● Problem: Pull every line containing "text" from the entries.
+--
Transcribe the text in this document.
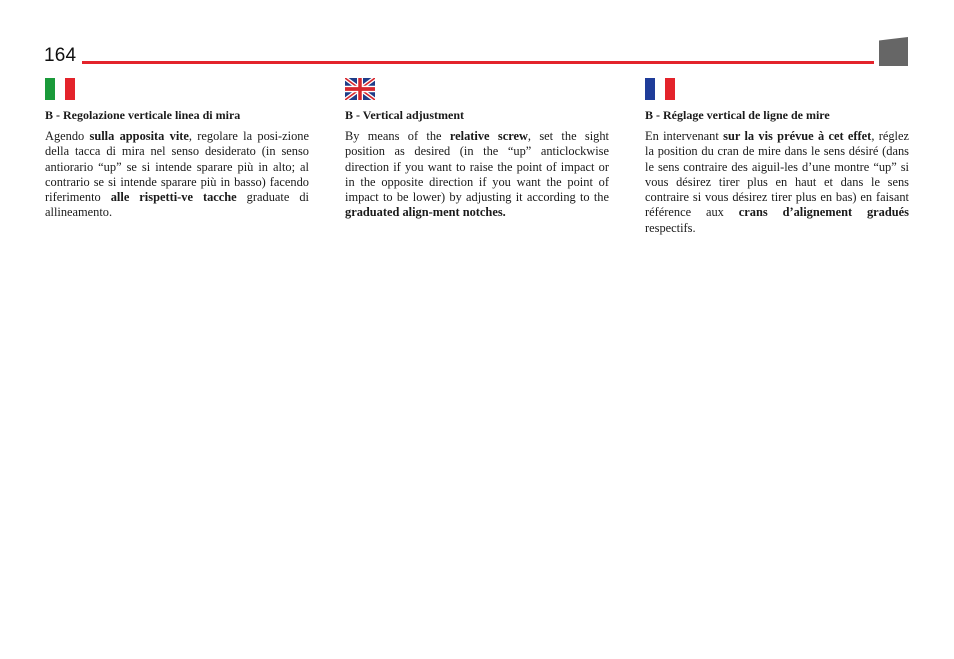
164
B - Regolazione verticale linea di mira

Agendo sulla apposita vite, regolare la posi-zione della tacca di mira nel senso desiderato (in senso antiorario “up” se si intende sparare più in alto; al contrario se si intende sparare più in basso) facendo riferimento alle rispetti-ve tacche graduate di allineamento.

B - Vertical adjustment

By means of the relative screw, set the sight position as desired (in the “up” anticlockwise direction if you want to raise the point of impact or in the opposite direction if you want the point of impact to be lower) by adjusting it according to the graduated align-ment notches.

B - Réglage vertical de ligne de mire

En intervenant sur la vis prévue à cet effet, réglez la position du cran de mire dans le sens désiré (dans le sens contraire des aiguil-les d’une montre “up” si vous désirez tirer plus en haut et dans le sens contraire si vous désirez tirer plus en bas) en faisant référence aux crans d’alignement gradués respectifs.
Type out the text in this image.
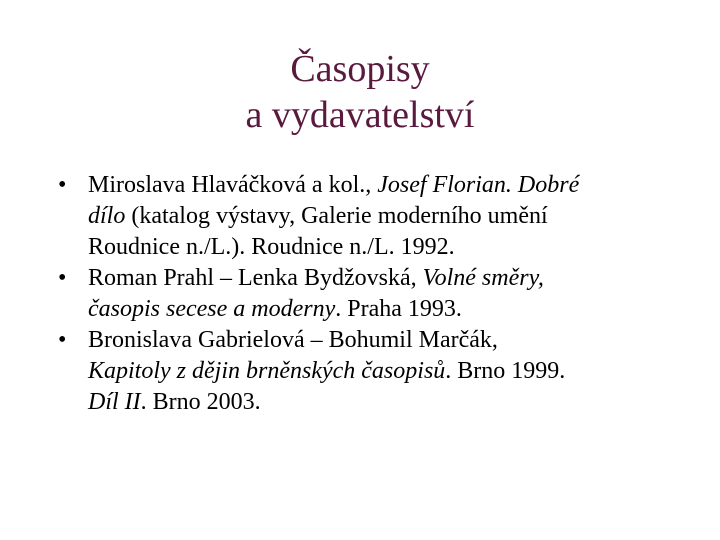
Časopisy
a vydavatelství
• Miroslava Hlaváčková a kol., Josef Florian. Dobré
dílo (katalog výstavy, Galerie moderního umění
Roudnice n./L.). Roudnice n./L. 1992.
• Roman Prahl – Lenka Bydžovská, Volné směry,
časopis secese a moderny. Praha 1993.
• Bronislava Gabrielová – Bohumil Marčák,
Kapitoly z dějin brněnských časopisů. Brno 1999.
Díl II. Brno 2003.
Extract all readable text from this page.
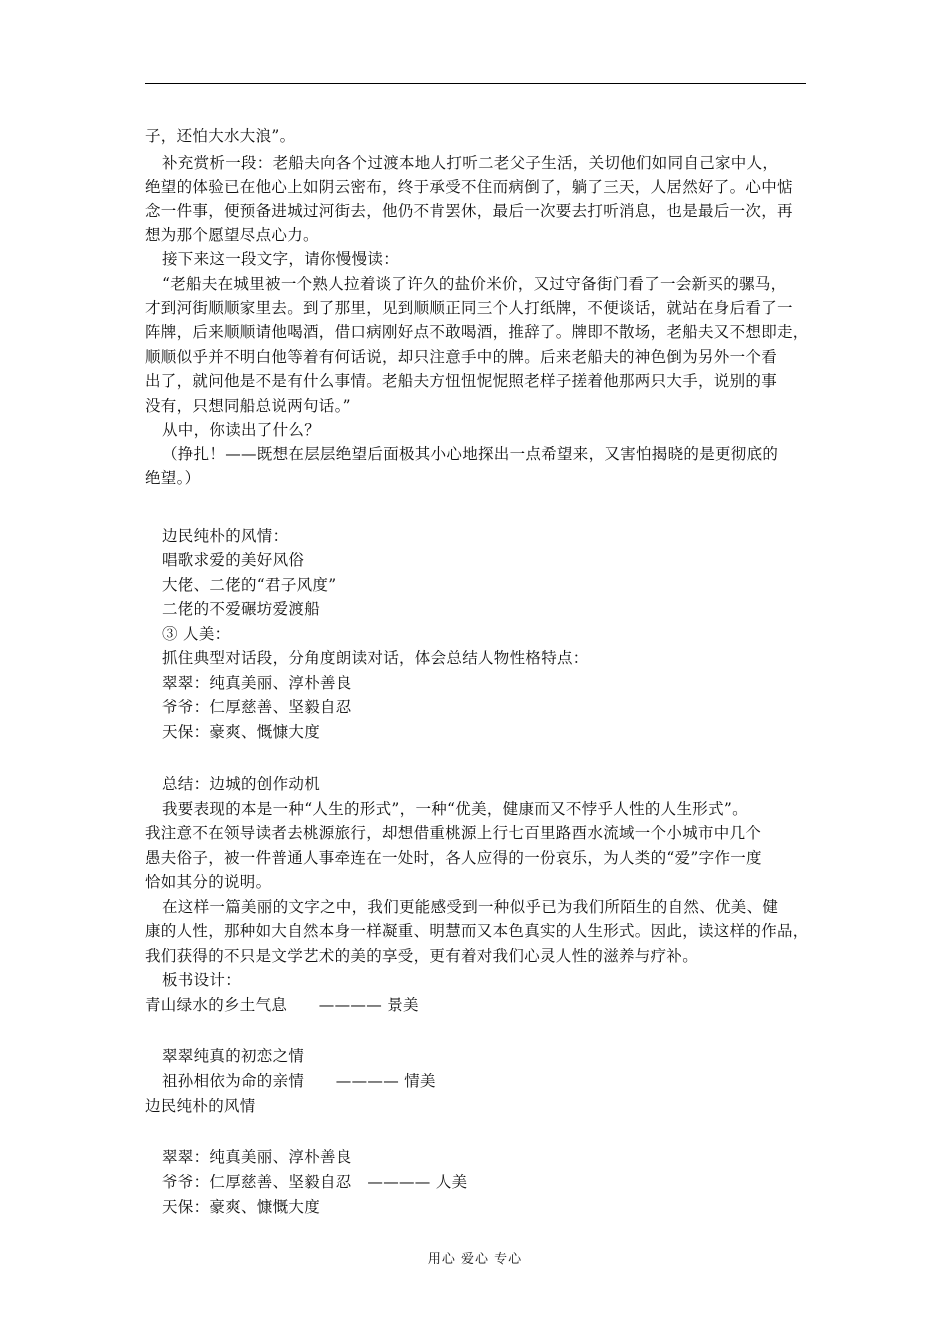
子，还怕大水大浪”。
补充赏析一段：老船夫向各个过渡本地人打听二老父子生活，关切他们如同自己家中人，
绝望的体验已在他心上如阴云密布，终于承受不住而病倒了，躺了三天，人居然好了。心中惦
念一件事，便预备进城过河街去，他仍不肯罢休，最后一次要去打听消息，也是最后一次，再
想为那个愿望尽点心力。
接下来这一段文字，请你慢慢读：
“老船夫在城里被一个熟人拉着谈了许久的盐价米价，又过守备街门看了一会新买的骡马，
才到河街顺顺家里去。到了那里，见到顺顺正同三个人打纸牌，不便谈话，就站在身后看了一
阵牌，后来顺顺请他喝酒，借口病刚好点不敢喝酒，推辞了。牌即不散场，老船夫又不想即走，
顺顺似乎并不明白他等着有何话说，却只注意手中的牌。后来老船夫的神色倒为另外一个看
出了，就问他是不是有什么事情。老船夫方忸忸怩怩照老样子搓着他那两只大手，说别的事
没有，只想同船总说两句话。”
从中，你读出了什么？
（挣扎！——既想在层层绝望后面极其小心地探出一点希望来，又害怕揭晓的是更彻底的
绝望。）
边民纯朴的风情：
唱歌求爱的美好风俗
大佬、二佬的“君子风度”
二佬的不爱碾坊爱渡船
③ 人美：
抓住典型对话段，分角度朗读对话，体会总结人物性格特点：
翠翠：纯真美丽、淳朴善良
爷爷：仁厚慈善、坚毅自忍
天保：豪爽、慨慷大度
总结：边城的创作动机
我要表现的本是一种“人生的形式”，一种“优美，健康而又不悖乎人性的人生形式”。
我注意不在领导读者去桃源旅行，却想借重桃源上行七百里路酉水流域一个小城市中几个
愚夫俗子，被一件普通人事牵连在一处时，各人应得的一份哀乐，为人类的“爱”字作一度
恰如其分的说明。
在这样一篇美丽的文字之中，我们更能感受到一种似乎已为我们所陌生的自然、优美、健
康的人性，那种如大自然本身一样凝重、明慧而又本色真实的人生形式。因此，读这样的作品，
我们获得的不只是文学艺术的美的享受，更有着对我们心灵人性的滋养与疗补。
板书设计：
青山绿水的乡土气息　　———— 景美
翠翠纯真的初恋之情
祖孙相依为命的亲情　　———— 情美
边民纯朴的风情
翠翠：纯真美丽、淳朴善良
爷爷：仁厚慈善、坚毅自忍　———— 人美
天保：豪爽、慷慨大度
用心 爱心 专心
+--
● Response below:
Transcribe the text in this document.
Type out the text in this image.
Extract all readable text from this page.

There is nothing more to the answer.